• WORK TO DO
Locate the lines that hold the string "this". Copy every such line.

[START INFORMATION PROVIDED]

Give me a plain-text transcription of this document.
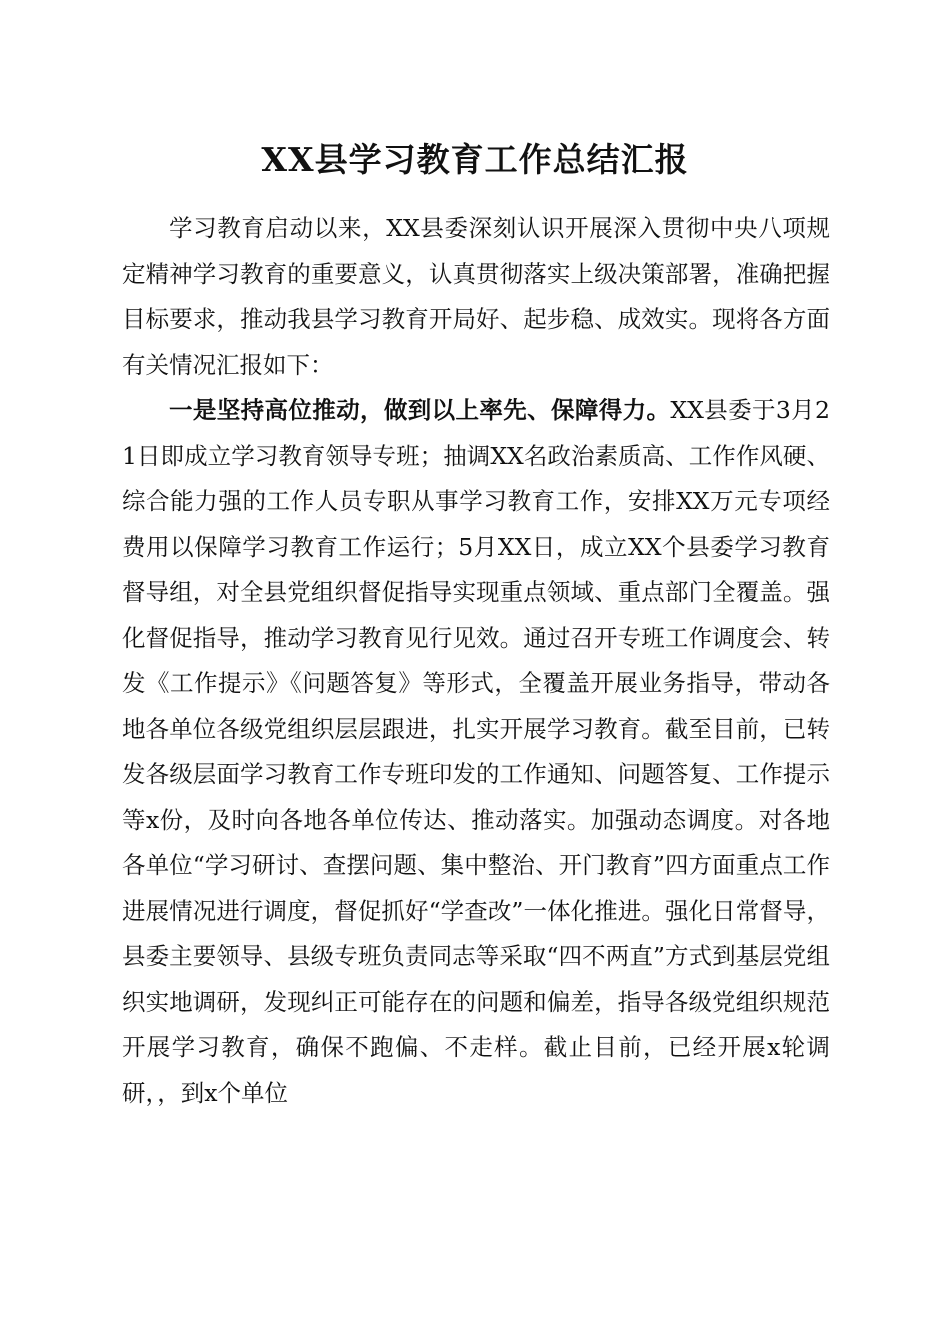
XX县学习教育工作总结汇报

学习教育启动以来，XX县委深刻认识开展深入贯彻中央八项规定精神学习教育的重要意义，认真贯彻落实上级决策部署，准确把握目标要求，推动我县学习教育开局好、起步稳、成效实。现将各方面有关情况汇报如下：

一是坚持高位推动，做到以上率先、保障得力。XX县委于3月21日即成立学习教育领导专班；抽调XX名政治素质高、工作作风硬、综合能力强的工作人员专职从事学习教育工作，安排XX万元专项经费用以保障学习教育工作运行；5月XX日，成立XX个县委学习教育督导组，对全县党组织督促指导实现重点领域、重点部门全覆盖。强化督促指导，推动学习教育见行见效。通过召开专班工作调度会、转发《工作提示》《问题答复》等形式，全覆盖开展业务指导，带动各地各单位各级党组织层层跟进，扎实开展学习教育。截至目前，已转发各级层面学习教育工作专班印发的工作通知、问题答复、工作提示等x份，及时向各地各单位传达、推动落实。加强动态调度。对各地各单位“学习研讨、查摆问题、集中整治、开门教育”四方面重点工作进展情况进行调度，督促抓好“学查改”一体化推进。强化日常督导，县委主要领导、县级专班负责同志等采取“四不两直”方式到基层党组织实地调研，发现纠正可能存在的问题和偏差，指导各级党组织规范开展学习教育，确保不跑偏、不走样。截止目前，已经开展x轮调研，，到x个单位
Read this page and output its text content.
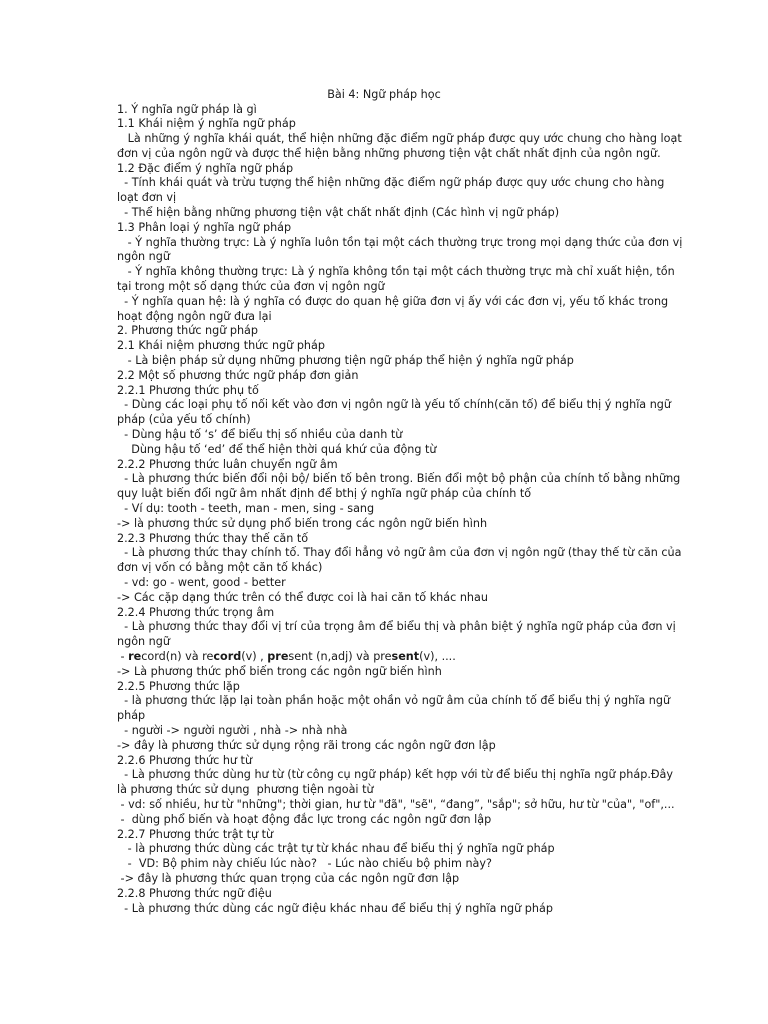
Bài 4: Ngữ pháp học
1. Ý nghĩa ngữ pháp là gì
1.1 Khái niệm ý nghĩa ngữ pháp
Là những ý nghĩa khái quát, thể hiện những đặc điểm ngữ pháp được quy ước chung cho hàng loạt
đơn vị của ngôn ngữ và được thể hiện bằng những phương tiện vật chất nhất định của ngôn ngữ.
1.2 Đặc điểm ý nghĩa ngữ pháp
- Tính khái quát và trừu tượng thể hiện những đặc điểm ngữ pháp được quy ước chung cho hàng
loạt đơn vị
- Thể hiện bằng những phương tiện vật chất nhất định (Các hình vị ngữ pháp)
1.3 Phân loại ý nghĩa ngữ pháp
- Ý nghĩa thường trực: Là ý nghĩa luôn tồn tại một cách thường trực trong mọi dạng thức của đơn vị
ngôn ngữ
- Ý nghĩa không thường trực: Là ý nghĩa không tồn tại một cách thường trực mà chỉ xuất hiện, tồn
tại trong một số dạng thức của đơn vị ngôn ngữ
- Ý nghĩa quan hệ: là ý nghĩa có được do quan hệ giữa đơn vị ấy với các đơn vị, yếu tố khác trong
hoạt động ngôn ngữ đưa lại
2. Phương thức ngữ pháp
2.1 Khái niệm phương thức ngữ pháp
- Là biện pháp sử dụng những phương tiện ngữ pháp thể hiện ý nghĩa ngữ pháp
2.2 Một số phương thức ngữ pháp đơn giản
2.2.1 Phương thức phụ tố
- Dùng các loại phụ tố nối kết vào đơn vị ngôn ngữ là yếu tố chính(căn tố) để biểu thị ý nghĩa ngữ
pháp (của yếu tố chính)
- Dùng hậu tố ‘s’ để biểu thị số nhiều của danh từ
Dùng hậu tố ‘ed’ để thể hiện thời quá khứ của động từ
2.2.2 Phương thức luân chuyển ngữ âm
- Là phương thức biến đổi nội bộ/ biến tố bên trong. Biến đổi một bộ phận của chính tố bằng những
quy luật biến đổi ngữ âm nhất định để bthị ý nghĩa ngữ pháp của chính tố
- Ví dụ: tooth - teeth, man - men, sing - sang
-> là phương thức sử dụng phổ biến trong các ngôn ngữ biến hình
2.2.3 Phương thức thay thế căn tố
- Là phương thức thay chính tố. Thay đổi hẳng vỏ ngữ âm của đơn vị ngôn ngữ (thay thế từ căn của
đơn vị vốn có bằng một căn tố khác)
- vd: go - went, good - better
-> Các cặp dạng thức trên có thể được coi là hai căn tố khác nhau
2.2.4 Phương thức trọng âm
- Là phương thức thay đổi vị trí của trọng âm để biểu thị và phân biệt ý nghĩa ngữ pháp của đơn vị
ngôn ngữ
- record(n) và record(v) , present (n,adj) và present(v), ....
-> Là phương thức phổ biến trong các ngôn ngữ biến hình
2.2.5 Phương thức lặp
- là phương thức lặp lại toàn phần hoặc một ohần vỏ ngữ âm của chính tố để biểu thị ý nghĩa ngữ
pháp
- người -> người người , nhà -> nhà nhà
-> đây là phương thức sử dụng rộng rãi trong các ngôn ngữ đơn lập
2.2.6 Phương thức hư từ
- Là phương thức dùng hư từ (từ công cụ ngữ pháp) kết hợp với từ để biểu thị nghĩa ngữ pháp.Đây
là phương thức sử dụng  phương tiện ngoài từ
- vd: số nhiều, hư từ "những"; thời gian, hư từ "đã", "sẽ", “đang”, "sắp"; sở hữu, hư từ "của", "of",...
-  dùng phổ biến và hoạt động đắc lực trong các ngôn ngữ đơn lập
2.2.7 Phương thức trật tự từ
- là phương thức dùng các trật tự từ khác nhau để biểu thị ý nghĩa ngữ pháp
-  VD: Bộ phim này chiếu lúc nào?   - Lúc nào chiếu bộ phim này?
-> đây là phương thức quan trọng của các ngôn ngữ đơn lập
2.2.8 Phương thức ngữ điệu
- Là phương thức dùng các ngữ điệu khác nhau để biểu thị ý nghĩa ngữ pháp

[END INFORMATION PROVIDED]

• EXERCISE RESULT
Give me a plain-text transcription of this document.
Read this page and output its text content.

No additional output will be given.